→ Stated goal
Every line that includes the word "Лейтенанта" is to be listed.

<<<<

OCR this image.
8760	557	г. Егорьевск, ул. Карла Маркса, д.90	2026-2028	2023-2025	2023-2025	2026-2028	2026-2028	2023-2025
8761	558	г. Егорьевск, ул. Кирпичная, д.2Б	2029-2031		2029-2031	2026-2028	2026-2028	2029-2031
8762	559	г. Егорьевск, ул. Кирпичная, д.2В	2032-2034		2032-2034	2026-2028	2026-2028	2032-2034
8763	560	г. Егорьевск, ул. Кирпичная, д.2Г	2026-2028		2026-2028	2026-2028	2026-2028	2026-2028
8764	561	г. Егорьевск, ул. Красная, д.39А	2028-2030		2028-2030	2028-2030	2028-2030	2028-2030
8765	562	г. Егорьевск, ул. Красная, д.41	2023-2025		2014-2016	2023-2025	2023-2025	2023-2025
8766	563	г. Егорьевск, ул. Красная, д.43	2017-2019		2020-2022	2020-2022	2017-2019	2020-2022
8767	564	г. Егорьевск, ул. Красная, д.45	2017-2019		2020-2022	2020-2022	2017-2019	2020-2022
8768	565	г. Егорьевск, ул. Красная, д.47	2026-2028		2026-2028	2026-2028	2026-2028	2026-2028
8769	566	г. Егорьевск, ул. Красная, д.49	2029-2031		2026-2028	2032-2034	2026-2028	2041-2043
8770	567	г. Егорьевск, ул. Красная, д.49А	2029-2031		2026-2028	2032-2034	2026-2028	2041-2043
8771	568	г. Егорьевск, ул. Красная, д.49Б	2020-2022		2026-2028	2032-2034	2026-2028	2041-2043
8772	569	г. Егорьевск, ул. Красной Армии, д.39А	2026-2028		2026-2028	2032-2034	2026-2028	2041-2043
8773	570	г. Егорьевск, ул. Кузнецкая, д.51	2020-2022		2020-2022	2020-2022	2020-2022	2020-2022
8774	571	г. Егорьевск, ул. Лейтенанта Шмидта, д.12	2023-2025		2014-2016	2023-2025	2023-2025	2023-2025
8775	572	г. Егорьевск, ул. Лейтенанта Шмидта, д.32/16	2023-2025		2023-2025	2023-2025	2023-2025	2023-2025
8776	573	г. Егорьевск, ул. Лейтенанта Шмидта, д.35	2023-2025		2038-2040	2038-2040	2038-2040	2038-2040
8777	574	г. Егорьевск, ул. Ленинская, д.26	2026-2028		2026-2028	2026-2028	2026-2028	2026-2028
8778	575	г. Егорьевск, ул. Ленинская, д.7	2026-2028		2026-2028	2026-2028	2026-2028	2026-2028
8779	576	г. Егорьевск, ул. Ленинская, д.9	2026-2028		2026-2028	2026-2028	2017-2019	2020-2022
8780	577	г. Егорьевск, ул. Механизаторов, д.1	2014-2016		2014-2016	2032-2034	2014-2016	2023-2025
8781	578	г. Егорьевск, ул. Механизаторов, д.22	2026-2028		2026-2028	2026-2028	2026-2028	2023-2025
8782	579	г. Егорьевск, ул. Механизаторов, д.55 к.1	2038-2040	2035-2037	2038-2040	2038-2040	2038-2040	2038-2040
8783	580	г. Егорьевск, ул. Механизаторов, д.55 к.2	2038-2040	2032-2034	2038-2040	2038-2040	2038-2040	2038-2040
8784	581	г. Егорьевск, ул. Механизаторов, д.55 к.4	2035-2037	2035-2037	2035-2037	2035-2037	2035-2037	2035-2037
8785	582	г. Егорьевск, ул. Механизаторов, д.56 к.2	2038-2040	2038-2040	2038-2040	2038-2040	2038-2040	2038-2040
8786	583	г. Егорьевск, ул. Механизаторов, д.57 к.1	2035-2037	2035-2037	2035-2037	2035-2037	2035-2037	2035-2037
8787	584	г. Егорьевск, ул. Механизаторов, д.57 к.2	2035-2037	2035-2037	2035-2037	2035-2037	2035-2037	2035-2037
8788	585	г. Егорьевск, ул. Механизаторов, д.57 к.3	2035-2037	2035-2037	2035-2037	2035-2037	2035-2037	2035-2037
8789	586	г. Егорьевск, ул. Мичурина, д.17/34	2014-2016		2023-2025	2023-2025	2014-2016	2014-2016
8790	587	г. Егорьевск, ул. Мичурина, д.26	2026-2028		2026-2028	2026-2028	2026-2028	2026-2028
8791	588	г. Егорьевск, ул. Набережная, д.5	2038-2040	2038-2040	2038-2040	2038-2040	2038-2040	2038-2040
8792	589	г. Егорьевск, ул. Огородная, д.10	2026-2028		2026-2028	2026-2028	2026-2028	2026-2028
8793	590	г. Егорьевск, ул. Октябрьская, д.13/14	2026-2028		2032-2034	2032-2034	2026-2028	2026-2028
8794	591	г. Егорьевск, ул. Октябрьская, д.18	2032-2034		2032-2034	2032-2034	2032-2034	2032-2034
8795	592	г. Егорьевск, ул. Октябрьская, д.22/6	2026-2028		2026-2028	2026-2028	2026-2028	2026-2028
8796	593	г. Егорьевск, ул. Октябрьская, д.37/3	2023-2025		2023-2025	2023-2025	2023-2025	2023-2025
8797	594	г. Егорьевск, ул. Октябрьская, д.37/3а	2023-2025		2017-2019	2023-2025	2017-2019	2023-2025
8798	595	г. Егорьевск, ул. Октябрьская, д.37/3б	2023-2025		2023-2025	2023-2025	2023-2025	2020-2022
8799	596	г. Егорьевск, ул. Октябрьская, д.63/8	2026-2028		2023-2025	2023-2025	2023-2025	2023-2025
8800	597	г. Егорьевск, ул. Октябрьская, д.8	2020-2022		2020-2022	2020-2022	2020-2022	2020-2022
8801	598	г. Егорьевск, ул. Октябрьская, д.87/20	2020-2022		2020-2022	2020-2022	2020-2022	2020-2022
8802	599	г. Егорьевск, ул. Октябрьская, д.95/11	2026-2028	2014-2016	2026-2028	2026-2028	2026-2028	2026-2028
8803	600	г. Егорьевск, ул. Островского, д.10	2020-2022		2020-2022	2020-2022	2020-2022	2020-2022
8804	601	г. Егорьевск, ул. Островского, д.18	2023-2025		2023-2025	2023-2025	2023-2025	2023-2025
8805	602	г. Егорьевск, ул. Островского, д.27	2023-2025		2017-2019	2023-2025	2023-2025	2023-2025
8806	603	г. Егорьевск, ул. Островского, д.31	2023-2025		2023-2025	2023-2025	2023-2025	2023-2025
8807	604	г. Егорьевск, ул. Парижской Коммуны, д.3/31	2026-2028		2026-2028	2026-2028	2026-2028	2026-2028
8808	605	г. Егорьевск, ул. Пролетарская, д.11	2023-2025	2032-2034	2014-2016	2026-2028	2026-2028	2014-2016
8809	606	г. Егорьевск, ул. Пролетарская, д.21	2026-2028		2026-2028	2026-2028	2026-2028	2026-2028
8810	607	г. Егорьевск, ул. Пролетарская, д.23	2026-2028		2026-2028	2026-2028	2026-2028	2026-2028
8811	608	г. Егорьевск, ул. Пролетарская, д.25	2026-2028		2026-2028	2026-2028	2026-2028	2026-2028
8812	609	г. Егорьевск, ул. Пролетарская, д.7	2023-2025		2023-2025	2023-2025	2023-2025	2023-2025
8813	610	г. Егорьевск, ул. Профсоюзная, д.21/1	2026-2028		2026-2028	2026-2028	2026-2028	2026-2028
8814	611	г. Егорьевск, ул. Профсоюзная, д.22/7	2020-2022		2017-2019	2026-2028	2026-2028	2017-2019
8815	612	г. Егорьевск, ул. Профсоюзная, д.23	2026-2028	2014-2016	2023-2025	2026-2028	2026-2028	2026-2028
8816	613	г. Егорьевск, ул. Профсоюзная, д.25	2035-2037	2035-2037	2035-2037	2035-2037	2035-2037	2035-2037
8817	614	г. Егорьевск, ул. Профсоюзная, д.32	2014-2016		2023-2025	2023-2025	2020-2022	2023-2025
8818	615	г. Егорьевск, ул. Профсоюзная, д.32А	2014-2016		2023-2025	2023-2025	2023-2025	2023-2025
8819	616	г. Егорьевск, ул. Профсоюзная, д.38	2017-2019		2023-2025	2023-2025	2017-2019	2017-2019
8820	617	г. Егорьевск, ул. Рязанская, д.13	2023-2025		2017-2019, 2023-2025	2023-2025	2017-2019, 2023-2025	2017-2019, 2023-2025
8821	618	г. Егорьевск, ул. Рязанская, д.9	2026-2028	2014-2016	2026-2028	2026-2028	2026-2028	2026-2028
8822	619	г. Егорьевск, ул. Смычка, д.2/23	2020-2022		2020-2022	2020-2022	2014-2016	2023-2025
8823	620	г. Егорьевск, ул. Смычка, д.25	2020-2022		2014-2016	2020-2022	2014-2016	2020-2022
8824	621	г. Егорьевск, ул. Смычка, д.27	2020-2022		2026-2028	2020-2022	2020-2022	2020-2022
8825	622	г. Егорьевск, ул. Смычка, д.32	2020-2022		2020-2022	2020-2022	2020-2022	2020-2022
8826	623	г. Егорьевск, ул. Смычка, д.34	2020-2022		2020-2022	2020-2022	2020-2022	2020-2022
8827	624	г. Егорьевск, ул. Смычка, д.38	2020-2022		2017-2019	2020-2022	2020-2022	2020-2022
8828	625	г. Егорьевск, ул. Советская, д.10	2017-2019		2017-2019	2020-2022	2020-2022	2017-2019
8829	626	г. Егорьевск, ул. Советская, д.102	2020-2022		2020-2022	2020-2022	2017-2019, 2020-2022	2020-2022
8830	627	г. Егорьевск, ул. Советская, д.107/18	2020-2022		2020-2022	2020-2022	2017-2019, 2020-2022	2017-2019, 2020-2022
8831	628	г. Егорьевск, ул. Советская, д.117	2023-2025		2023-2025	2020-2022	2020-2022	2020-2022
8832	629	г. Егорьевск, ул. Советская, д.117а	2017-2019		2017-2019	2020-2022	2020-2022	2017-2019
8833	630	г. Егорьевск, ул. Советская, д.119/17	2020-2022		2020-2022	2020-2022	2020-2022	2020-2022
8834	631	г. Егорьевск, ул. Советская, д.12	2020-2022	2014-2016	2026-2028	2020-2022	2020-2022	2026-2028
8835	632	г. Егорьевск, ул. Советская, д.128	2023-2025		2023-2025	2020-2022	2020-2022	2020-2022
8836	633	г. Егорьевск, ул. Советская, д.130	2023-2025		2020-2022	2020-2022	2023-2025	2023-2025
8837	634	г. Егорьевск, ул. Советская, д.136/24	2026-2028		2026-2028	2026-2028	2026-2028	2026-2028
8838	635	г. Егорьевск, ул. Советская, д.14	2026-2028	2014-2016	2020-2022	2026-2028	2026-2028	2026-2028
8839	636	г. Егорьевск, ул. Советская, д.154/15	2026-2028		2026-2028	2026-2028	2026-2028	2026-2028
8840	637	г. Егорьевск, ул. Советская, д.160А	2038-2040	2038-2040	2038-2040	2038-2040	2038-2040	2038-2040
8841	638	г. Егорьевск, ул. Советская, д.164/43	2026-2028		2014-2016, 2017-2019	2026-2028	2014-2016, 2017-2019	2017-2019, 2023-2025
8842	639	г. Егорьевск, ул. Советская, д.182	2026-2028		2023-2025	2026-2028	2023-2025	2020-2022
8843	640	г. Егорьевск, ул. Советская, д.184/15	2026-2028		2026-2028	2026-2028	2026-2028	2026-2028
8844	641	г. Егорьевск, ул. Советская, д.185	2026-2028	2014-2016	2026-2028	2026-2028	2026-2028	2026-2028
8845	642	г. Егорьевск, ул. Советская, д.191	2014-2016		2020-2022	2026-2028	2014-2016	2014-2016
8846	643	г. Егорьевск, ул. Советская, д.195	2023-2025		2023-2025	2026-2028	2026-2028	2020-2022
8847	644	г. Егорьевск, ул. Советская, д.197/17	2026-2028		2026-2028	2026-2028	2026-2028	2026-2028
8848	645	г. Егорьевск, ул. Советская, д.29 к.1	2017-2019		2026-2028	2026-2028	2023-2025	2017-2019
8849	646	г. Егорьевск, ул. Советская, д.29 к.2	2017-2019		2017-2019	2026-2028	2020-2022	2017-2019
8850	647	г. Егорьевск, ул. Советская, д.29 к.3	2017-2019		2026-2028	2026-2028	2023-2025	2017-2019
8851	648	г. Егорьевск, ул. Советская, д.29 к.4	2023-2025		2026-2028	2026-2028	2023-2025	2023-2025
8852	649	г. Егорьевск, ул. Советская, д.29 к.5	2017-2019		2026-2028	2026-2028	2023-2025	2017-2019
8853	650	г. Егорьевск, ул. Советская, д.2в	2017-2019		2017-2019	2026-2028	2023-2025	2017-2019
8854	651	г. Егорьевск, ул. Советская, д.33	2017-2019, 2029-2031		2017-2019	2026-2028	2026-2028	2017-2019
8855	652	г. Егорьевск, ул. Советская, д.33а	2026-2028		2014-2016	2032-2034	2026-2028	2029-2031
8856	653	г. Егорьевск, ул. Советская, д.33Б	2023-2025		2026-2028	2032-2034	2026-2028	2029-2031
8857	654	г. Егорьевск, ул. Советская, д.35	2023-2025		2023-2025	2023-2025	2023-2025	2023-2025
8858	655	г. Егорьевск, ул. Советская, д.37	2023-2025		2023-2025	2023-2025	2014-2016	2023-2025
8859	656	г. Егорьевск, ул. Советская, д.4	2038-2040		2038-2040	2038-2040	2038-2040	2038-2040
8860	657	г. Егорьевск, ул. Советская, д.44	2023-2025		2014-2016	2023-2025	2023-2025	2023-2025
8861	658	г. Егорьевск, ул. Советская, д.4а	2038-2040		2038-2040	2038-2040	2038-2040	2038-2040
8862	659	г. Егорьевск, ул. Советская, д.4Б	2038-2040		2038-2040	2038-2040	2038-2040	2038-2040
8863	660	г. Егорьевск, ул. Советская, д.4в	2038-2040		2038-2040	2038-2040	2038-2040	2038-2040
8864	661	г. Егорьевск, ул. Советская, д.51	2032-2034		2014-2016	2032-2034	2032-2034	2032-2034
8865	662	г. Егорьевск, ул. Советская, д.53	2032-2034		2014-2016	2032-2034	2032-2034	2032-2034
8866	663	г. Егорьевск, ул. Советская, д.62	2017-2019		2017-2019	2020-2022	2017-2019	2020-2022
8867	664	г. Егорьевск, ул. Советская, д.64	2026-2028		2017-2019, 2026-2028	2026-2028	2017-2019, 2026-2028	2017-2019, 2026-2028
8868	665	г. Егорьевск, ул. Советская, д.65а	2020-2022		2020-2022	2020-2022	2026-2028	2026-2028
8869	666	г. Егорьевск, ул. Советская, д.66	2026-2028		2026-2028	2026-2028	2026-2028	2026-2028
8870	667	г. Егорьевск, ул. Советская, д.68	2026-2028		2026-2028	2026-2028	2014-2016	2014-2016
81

>>>>

→ Answer to this task
8774	571	г. Егорьевск, ул. Лейтенанта Шмидта, д.12	2023-2025		2014-2016	2023-2025	2023-2025	2023-2025
8775	572	г. Егорьевск, ул. Лейтенанта Шмидта, д.32/16	2023-2025		2023-2025	2023-2025	2023-2025	2023-2025
8776	573	г. Егорьевск, ул. Лейтенанта Шмидта, д.35	2023-2025		2038-2040	2038-2040	2038-2040	2038-2040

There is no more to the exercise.